Repeat everything in the material exactly.
══ Supplied material ══
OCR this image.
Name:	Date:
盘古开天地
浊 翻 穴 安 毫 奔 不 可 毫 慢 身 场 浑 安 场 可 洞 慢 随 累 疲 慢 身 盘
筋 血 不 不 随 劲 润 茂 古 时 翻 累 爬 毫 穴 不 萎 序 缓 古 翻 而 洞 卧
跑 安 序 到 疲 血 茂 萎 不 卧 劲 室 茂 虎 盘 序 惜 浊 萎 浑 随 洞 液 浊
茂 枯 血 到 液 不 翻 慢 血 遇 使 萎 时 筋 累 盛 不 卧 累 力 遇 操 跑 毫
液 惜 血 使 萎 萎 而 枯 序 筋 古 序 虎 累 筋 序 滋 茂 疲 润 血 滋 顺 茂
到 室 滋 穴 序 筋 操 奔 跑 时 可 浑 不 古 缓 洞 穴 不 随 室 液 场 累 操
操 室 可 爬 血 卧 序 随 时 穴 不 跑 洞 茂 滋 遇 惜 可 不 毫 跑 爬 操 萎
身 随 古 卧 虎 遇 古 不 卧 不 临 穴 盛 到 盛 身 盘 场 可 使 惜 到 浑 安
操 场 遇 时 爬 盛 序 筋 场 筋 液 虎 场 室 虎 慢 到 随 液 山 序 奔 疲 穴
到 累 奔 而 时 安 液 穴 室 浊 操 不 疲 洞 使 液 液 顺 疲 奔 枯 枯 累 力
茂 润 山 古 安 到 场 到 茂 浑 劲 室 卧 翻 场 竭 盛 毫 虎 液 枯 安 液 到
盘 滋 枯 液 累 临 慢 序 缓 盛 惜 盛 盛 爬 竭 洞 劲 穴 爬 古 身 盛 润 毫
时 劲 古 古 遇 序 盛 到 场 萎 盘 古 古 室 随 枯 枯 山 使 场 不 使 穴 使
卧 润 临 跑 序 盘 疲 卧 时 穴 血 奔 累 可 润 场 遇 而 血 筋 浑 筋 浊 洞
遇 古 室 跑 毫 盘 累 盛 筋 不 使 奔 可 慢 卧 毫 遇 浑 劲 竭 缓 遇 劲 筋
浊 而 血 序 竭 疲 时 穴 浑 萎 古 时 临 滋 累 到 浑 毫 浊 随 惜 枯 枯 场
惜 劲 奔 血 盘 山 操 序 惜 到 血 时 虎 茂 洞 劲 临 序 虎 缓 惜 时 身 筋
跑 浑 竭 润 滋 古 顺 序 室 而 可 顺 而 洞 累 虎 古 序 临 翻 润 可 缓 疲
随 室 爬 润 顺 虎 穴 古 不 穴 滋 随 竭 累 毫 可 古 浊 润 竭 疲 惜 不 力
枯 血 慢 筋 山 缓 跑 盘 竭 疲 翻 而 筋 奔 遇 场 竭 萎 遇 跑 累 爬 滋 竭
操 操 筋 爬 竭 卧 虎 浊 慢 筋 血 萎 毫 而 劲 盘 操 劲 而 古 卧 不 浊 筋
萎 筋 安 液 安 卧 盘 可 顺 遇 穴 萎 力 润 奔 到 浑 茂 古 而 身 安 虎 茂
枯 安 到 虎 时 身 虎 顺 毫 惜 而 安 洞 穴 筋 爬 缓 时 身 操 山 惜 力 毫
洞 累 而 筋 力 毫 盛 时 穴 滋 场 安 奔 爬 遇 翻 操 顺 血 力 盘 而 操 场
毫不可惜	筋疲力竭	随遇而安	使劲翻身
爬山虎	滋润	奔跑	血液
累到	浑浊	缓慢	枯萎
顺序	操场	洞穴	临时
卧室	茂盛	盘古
═══
• Solved problem:
OCR this image.
Name:	Date:
盘古开天地
浊 翻 穴 安 毫 奔 不 可 毫 慢 身 场 浑 安 场 可 洞 慢 随 累 疲 慢 身 盘
筋 血 不 不 随 劲 润 茂 古 时 翻 累 爬 毫 穴 不 萎 序 缓 古 翻 而 洞 卧
跑 安 序 到 疲 血 茂 萎 不 卧 劲 室 茂 虎 盘 序 惜 浊 萎 浑 随 洞 液 浊
茂 枯 血 到 液 不 翻 慢 血 遇 使 萎 时 筋 累 盛 不 卧 累 力 遇 操 跑 毫
液 惜 血 使 萎 萎 而 枯 序 筋 古 序 虎 累 筋 序 滋 茂 疲 润 血 滋 顺 茂
到 室 滋 穴 序 筋 操 奔 跑 时 可 浑 不 古 缓 洞 穴 不 随 室 液 场 累 操
操 室 可 爬 血 卧 序 随 时 穴 不 跑 洞 茂 滋 遇 惜 可 不 毫 跑 爬 操 萎
身 随 古 卧 虎 遇 古 不 卧 不 临 穴 盛 到 盛 身 盘 场 可 使 惜 到 浑 安
操 场 遇 时 爬 盛 序 筋 场 筋 液 虎 场 室 虎 慢 到 随 液 山 序 奔 疲 穴
到 累 奔 而 时 安 液 穴 室 浊 操 不 疲 洞 使 液 液 顺 疲 奔 枯 枯 累 力
茂 润 山 古 安 到 场 到 茂 浑 劲 室 卧 翻 场 竭 盛 毫 虎 液 枯 安 液 到
盘 滋 枯 液 累 临 慢 序 缓 盛 惜 盛 盛 爬 竭 洞 劲 穴 爬 古 身 盛 润 毫
时 劲 古 古 遇 序 盛 到 场 萎 盘 古 古 室 随 枯 枯 山 使 场 不 使 穴 使
卧 润 临 跑 序 盘 疲 卧 时 穴 血 奔 累 可 润 场 遇 而 血 筋 浑 筋 浊 洞
遇 古 室 跑 毫 盘 累 盛 筋 不 使 奔 可 慢 卧 毫 遇 浑 劲 竭 缓 遇 劲 筋
浊 而 血 序 竭 疲 时 穴 浑 萎 古 时 临 滋 累 到 浑 毫 浊 随 惜 枯 枯 场
惜 劲 奔 血 盘 山 操 序 惜 到 血 时 虎 茂 洞 劲 临 序 虎 缓 惜 时 身 筋
跑 浑 竭 润 滋 古 顺 序 室 而 可 顺 而 洞 累 虎 古 序 临 翻 润 可 缓 疲
随 室 爬 润 顺 虎 穴 古 不 穴 滋 随 竭 累 毫 可 古 浊 润 竭 疲 惜 不 力
枯 血 慢 筋 山 缓 跑 盘 竭 疲 翻 而 筋 奔 遇 场 竭 萎 遇 跑 累 爬 滋 竭
操 操 筋 爬 竭 卧 虎 浊 慢 筋 血 萎 毫 而 劲 盘 操 劲 而 古 卧 不 浊 筋
萎 筋 安 液 安 卧 盘 可 顺 遇 穴 萎 力 润 奔 到 浑 茂 古 而 身 安 虎 茂
枯 安 到 虎 时 身 虎 顺 毫 惜 而 安 洞 穴 筋 爬 缓 时 身 操 山 惜 力 毫
洞 累 而 筋 力 毫 盛 时 穴 滋 场 安 奔 爬 遇 翻 操 顺 血 力 盘 而 操 场
毫不可惜	筋疲力竭	随遇而安	使劲翻身
爬山虎	滋润	奔跑	血液
累到	浑浊	缓慢	枯萎
顺序	操场	洞穴	临时
卧室	茂盛	盘古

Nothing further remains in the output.